Every line below must be reproduced exactly. Copy them all.
──────
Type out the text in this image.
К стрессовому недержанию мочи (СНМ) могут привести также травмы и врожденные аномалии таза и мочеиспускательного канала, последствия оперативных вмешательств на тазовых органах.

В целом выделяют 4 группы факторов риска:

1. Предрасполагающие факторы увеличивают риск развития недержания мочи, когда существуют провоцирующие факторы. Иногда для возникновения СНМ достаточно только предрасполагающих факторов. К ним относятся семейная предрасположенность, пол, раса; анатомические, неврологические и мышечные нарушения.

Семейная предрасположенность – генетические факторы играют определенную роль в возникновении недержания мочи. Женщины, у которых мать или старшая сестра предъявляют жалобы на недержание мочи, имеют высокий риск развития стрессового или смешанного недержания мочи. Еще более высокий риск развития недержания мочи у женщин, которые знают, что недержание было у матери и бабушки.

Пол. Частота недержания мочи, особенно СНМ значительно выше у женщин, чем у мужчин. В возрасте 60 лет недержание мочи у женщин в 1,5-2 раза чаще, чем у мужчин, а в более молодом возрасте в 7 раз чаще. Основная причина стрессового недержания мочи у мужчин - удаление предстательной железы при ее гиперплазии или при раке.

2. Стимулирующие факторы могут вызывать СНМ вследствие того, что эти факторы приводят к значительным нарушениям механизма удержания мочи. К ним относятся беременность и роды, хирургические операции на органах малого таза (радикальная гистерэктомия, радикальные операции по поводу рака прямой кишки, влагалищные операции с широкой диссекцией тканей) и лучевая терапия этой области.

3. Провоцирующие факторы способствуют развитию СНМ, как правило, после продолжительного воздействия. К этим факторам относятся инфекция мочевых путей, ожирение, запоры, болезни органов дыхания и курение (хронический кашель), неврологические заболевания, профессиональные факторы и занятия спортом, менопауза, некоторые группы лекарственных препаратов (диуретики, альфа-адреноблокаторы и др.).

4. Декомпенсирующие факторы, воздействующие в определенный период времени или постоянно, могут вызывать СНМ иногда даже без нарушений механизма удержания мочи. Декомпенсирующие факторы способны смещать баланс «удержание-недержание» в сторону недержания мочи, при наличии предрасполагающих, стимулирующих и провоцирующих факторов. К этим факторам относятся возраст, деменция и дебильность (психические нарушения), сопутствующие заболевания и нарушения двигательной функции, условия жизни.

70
──────
IN RESPONSE:
Type out the text in this image.
К стрессовому недержанию мочи (СНМ) могут привести также травмы и врожденные аномалии таза и мочеиспускательного канала, последствия оперативных вмешательств на тазовых органах.

В целом выделяют 4 группы факторов риска:

1. Предрасполагающие факторы увеличивают риск развития недержания мочи, когда существуют провоцирующие факторы. Иногда для возникновения СНМ достаточно только предрасполагающих факторов. К ним относятся семейная предрасположенность, пол, раса; анатомические, неврологические и мышечные нарушения.

Семейная предрасположенность – генетические факторы играют определенную роль в возникновении недержания мочи. Женщины, у которых мать или старшая сестра предъявляют жалобы на недержание мочи, имеют высокий риск развития стрессового или смешанного недержания мочи. Еще более высокий риск развития недержания мочи у женщин, которые знают, что недержание было у матери и бабушки.

Пол. Частота недержания мочи, особенно СНМ значительно выше у женщин, чем у мужчин. В возрасте 60 лет недержание мочи у женщин в 1,5-2 раза чаще, чем у мужчин, а в более молодом возрасте в 7 раз чаще. Основная причина стрессового недержания мочи у мужчин - удаление предстательной железы при ее гиперплазии или при раке.

2. Стимулирующие факторы могут вызывать СНМ вследствие того, что эти факторы приводят к значительным нарушениям механизма удержания мочи. К ним относятся беременность и роды, хирургические операции на органах малого таза (радикальная гистерэктомия, радикальные операции по поводу рака прямой кишки, влагалищные операции с широкой диссекцией тканей) и лучевая терапия этой области.

3. Провоцирующие факторы способствуют развитию СНМ, как правило, после продолжительного воздействия. К этим факторам относятся инфекция мочевых путей, ожирение, запоры, болезни органов дыхания и курение (хронический кашель), неврологические заболевания, профессиональные факторы и занятия спортом, менопауза, некоторые группы лекарственных препаратов (диуретики, альфа-адреноблокаторы и др.).

4. Декомпенсирующие факторы, воздействующие в определенный период времени или постоянно, могут вызывать СНМ иногда даже без нарушений механизма удержания мочи. Декомпенсирующие факторы способны смещать баланс «удержание-недержание» в сторону недержания мочи, при наличии предрасполагающих, стимулирующих и провоцирующих факторов. К этим факторам относятся возраст, деменция и дебильность (психические нарушения), сопутствующие заболевания и нарушения двигательной функции, условия жизни.

70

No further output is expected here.